MATERIAL SUPPLIED:
^^^^^^^^
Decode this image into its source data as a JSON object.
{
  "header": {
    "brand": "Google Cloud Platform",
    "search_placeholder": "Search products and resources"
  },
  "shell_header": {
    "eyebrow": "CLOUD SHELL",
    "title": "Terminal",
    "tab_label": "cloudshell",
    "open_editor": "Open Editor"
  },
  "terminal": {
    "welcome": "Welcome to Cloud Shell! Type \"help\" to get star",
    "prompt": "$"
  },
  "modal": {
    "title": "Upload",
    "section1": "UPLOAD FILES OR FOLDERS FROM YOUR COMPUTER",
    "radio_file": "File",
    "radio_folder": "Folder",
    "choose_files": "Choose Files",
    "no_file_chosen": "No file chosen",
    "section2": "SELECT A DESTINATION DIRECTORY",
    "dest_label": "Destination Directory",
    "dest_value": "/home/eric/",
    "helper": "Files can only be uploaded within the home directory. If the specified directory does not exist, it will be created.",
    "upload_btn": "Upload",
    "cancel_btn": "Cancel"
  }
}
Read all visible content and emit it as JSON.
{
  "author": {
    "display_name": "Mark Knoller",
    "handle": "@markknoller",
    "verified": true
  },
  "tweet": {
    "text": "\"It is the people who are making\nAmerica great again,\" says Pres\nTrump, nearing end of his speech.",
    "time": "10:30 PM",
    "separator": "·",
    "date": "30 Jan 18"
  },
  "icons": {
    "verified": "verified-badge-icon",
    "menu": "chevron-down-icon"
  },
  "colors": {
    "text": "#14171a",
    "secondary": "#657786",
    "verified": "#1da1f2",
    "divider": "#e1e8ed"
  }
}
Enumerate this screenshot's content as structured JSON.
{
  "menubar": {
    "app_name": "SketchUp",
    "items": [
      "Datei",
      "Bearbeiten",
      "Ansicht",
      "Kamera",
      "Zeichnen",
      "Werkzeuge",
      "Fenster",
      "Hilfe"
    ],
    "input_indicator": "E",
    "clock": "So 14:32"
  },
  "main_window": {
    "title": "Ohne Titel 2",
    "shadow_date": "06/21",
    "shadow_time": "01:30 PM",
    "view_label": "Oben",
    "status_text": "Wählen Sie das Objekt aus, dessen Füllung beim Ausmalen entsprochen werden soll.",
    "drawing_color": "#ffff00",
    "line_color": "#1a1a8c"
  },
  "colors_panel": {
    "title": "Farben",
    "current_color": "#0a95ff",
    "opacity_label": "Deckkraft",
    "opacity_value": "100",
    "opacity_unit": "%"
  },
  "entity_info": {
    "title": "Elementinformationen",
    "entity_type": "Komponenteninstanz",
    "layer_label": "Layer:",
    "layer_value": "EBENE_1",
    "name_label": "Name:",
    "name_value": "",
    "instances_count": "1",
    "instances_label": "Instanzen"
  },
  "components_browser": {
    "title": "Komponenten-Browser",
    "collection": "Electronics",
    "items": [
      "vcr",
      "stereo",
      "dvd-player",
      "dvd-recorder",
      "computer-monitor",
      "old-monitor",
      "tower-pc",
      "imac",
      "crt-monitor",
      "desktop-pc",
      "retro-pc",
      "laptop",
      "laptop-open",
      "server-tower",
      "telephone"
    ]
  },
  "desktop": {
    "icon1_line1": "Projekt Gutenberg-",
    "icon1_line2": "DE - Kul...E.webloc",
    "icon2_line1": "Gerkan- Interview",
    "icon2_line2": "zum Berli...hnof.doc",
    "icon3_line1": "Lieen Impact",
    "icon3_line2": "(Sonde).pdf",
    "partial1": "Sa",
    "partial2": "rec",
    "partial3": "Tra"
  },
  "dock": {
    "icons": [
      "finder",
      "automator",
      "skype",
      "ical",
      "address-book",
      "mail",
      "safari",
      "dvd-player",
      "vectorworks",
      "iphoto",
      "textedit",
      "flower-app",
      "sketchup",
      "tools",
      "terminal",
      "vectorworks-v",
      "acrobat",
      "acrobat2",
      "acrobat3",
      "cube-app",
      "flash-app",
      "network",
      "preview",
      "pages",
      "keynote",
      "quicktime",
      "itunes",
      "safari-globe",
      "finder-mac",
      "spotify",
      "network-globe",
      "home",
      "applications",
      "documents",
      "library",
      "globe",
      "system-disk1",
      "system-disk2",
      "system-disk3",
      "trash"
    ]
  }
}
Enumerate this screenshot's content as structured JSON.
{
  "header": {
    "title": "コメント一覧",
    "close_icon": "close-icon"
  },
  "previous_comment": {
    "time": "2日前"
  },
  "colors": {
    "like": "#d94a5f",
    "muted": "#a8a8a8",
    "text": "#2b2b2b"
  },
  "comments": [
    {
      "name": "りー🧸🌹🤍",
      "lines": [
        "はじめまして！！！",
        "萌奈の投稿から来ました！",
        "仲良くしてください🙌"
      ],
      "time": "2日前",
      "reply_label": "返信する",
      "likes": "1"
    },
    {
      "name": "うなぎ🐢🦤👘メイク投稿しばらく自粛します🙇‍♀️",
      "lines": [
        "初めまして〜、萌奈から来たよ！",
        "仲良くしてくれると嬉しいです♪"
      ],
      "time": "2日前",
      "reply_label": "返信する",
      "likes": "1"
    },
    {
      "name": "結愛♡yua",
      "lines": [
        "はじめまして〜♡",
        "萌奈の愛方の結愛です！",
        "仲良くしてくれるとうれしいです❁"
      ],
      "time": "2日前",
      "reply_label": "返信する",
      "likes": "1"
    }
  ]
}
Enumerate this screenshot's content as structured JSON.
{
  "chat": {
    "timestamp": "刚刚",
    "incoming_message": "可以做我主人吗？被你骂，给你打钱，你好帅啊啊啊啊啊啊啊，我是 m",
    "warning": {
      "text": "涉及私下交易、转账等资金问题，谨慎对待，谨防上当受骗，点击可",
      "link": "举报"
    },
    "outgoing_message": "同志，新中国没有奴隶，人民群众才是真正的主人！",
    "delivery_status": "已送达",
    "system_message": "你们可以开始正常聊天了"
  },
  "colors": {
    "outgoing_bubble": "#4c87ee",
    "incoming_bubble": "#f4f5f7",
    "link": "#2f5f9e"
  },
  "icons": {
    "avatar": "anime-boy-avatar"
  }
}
^^^^^^^^
TASK DESCRIPTION: Pull out all lines from the listing that contain the string "verified".

CORRECT ANSWER:
    "verified": true
    "verified": "verified-badge-icon",
    "verified": "#1da1f2",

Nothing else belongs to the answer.